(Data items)
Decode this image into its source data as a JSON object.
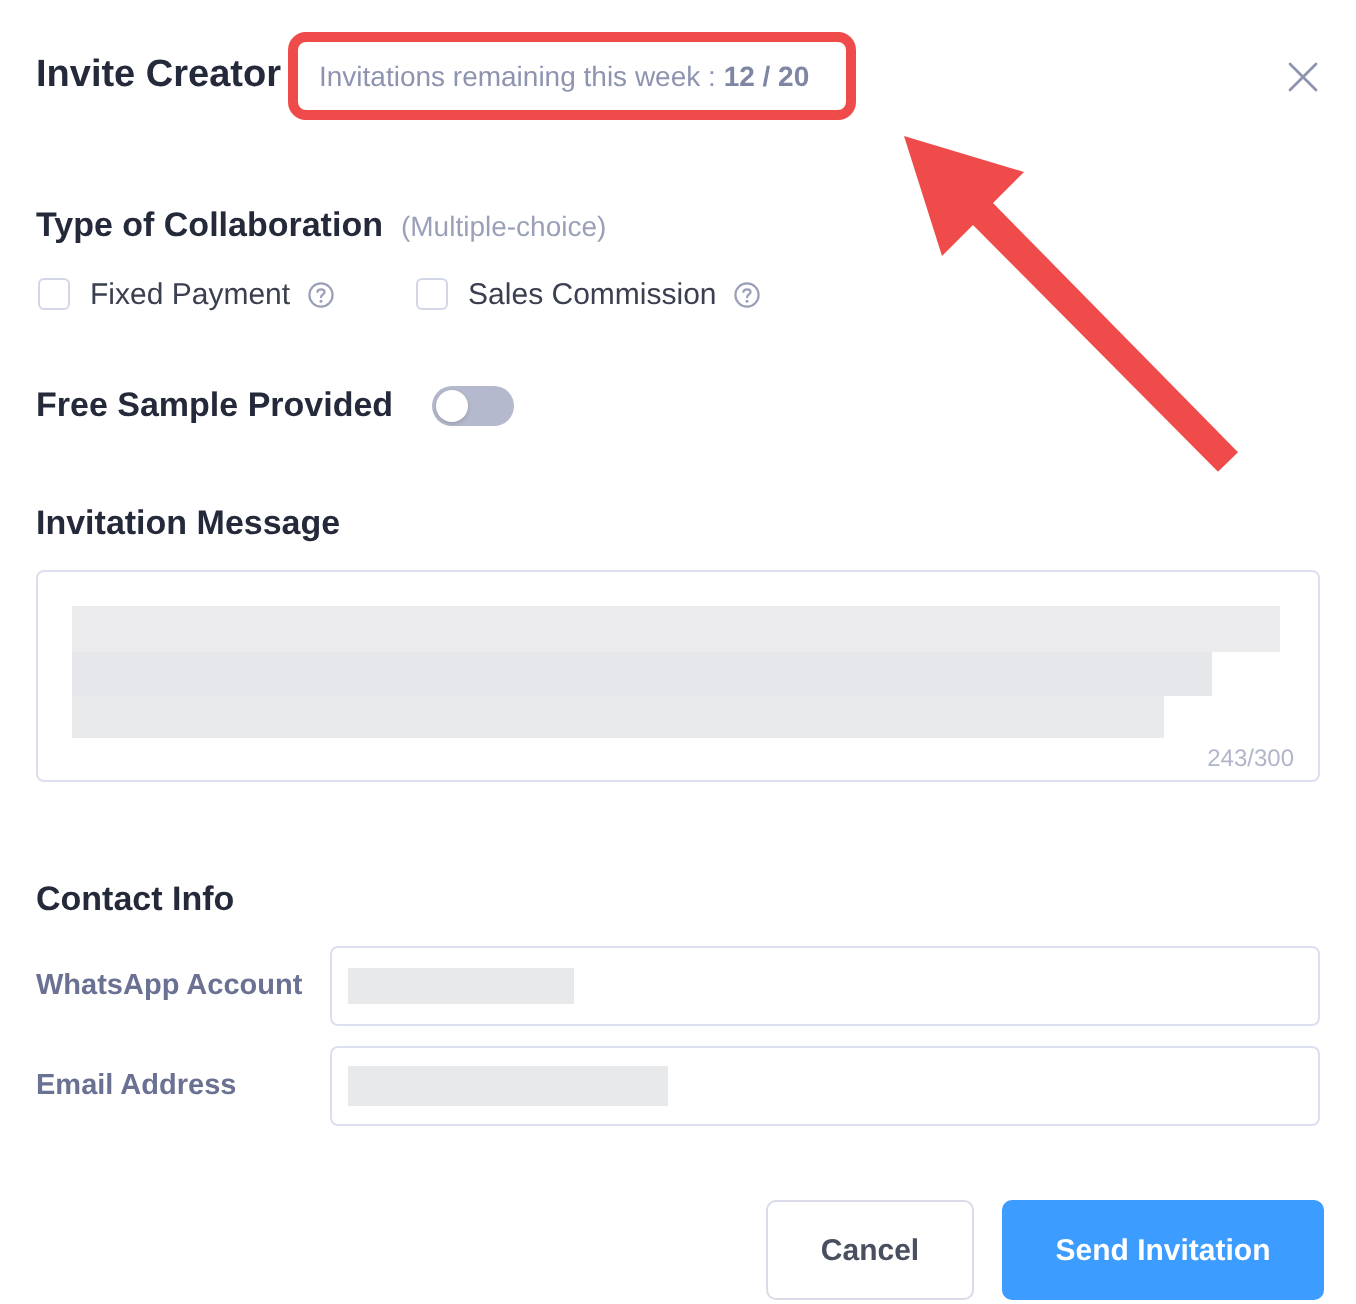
{
  "dialog": {
    "title": "Invite Creator",
    "quota": {
      "text": "Invitations remaining this week : **12 / 20**",
      "highlighted": true
    }
  },
  "collaboration": {
    "title": "Type of Collaboration",
    "hint": "(Multiple-choice)",
    "options": [
      {
        "label": "Fixed Payment",
        "checked": false,
        "help": true
      },
      {
        "label": "Sales Commission",
        "checked": false,
        "help": true
      }
    ]
  },
  "free_sample": {
    "label": "Free Sample Provided",
    "on": false
  },
  "message": {
    "title": "Invitation Message",
    "redacted": true,
    "counter": "243/300"
  },
  "contact": {
    "title": "Contact Info",
    "fields": [
      {
        "label": "WhatsApp Account",
        "redacted": true
      },
      {
        "label": "Email Address",
        "redacted": true
      }
    ]
  },
  "buttons": [
    {
      "label": "Cancel",
      "kind": "secondary"
    },
    {
      "label": "Send Invitation",
      "kind": "primary"
    }
  ],
  "annotations": [
    {
      "kind": "arrow"
    }
  ]
}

# Your objective
Write out every line above exactly as it is, leaving out the pictures.

# Written answer
Decode this image into its source data as a JSON object.
{
  "dialog": {
    "title": "Invite Creator",
    "quota": {
      "text": "Invitations remaining this week : **12 / 20**",
      "highlighted": true
    }
  },
  "collaboration": {
    "title": "Type of Collaboration",
    "hint": "(Multiple-choice)",
    "options": [
      {
        "label": "Fixed Payment",
        "checked": false,
        "help": true
      },
      {
        "label": "Sales Commission",
        "checked": false,
        "help": true
      }
    ]
  },
  "free_sample": {
    "label": "Free Sample Provided",
    "on": false
  },
  "message": {
    "title": "Invitation Message",
    "redacted": true,
    "counter": "243/300"
  },
  "contact": {
    "title": "Contact Info",
    "fields": [
      {
        "label": "WhatsApp Account",
        "redacted": true
      },
      {
        "label": "Email Address",
        "redacted": true
      }
    ]
  },
  "buttons": [
    {
      "label": "Cancel",
      "kind": "secondary"
    },
    {
      "label": "Send Invitation",
      "kind": "primary"
    }
  ],
  "annotations": [
    {
      "kind": "arrow"
    }
  ]
}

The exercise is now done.